# [TASK INSTRUCTIONS]
Every entry must be duplicated precisely as written.

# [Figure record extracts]
════

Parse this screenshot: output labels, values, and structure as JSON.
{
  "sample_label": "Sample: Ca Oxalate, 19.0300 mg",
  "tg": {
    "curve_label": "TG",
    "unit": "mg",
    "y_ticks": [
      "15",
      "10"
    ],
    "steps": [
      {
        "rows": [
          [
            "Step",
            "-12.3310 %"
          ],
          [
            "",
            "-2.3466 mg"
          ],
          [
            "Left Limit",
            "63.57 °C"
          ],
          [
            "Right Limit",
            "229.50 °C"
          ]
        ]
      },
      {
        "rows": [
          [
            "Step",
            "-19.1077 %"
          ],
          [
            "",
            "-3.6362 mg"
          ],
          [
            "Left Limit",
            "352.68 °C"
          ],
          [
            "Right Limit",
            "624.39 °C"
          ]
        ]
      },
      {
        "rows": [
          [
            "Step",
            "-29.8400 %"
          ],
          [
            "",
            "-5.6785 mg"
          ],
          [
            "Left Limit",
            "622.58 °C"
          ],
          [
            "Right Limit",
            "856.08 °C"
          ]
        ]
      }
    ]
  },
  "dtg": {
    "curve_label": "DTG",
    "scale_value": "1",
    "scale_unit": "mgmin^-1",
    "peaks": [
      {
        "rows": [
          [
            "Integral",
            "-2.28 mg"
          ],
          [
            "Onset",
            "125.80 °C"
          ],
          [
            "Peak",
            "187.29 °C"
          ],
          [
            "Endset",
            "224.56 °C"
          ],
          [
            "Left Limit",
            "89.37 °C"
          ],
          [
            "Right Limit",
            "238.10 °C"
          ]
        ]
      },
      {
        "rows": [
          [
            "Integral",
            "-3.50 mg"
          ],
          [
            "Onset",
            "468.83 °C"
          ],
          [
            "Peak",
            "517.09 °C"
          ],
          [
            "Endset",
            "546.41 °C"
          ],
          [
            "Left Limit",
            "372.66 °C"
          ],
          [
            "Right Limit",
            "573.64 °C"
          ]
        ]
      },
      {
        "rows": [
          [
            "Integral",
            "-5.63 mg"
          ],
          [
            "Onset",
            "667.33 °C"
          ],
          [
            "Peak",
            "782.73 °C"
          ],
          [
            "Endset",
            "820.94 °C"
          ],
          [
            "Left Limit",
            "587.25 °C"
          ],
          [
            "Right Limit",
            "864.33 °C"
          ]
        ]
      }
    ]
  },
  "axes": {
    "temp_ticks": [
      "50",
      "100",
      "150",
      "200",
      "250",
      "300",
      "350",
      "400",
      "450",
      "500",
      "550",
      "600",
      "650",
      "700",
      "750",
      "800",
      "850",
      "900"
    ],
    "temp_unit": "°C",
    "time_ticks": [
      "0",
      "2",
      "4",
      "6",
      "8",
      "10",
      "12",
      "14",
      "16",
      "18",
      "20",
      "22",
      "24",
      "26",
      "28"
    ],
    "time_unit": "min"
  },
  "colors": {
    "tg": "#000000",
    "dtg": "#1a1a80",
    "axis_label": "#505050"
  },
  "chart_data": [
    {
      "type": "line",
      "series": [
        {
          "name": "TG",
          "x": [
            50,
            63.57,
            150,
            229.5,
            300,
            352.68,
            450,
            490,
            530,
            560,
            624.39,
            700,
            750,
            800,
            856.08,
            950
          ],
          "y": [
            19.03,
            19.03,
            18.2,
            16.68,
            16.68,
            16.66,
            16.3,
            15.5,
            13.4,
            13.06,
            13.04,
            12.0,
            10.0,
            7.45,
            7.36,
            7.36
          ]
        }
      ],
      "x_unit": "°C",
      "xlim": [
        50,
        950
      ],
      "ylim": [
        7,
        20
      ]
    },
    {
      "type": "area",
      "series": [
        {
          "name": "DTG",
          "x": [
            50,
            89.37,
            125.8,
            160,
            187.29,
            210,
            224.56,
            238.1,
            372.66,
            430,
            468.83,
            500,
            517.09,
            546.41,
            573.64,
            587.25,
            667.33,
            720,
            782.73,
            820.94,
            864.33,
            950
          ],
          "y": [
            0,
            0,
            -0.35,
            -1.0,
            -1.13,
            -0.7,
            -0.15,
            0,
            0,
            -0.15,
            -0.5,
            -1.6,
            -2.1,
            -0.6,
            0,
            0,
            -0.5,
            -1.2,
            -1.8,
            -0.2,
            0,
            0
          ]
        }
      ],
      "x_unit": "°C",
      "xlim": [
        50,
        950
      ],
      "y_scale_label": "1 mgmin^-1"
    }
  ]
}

════

# [OUTPUT OF THE EXERCISE]
Parse this screenshot: output labels, values, and structure as JSON.
{
  "sample_label": "Sample: Ca Oxalate, 19.0300 mg",
  "tg": {
    "curve_label": "TG",
    "unit": "mg",
    "y_ticks": [
      "15",
      "10"
    ],
    "steps": [
      {
        "rows": [
          [
            "Step",
            "-12.3310 %"
          ],
          [
            "",
            "-2.3466 mg"
          ],
          [
            "Left Limit",
            "63.57 °C"
          ],
          [
            "Right Limit",
            "229.50 °C"
          ]
        ]
      },
      {
        "rows": [
          [
            "Step",
            "-19.1077 %"
          ],
          [
            "",
            "-3.6362 mg"
          ],
          [
            "Left Limit",
            "352.68 °C"
          ],
          [
            "Right Limit",
            "624.39 °C"
          ]
        ]
      },
      {
        "rows": [
          [
            "Step",
            "-29.8400 %"
          ],
          [
            "",
            "-5.6785 mg"
          ],
          [
            "Left Limit",
            "622.58 °C"
          ],
          [
            "Right Limit",
            "856.08 °C"
          ]
        ]
      }
    ]
  },
  "dtg": {
    "curve_label": "DTG",
    "scale_value": "1",
    "scale_unit": "mgmin^-1",
    "peaks": [
      {
        "rows": [
          [
            "Integral",
            "-2.28 mg"
          ],
          [
            "Onset",
            "125.80 °C"
          ],
          [
            "Peak",
            "187.29 °C"
          ],
          [
            "Endset",
            "224.56 °C"
          ],
          [
            "Left Limit",
            "89.37 °C"
          ],
          [
            "Right Limit",
            "238.10 °C"
          ]
        ]
      },
      {
        "rows": [
          [
            "Integral",
            "-3.50 mg"
          ],
          [
            "Onset",
            "468.83 °C"
          ],
          [
            "Peak",
            "517.09 °C"
          ],
          [
            "Endset",
            "546.41 °C"
          ],
          [
            "Left Limit",
            "372.66 °C"
          ],
          [
            "Right Limit",
            "573.64 °C"
          ]
        ]
      },
      {
        "rows": [
          [
            "Integral",
            "-5.63 mg"
          ],
          [
            "Onset",
            "667.33 °C"
          ],
          [
            "Peak",
            "782.73 °C"
          ],
          [
            "Endset",
            "820.94 °C"
          ],
          [
            "Left Limit",
            "587.25 °C"
          ],
          [
            "Right Limit",
            "864.33 °C"
          ]
        ]
      }
    ]
  },
  "axes": {
    "temp_ticks": [
      "50",
      "100",
      "150",
      "200",
      "250",
      "300",
      "350",
      "400",
      "450",
      "500",
      "550",
      "600",
      "650",
      "700",
      "750",
      "800",
      "850",
      "900"
    ],
    "temp_unit": "°C",
    "time_ticks": [
      "0",
      "2",
      "4",
      "6",
      "8",
      "10",
      "12",
      "14",
      "16",
      "18",
      "20",
      "22",
      "24",
      "26",
      "28"
    ],
    "time_unit": "min"
  },
  "colors": {
    "tg": "#000000",
    "dtg": "#1a1a80",
    "axis_label": "#505050"
  },
  "chart_data": [
    {
      "type": "line",
      "series": [
        {
          "name": "TG",
          "x": [
            50,
            63.57,
            150,
            229.5,
            300,
            352.68,
            450,
            490,
            530,
            560,
            624.39,
            700,
            750,
            800,
            856.08,
            950
          ],
          "y": [
            19.03,
            19.03,
            18.2,
            16.68,
            16.68,
            16.66,
            16.3,
            15.5,
            13.4,
            13.06,
            13.04,
            12.0,
            10.0,
            7.45,
            7.36,
            7.36
          ]
        }
      ],
      "x_unit": "°C",
      "xlim": [
        50,
        950
      ],
      "ylim": [
        7,
        20
      ]
    },
    {
      "type": "area",
      "series": [
        {
          "name": "DTG",
          "x": [
            50,
            89.37,
            125.8,
            160,
            187.29,
            210,
            224.56,
            238.1,
            372.66,
            430,
            468.83,
            500,
            517.09,
            546.41,
            573.64,
            587.25,
            667.33,
            720,
            782.73,
            820.94,
            864.33,
            950
          ],
          "y": [
            0,
            0,
            -0.35,
            -1.0,
            -1.13,
            -0.7,
            -0.15,
            0,
            0,
            -0.15,
            -0.5,
            -1.6,
            -2.1,
            -0.6,
            0,
            0,
            -0.5,
            -1.2,
            -1.8,
            -0.2,
            0,
            0
          ]
        }
      ],
      "x_unit": "°C",
      "xlim": [
        50,
        950
      ],
      "y_scale_label": "1 mgmin^-1"
    }
  ]
}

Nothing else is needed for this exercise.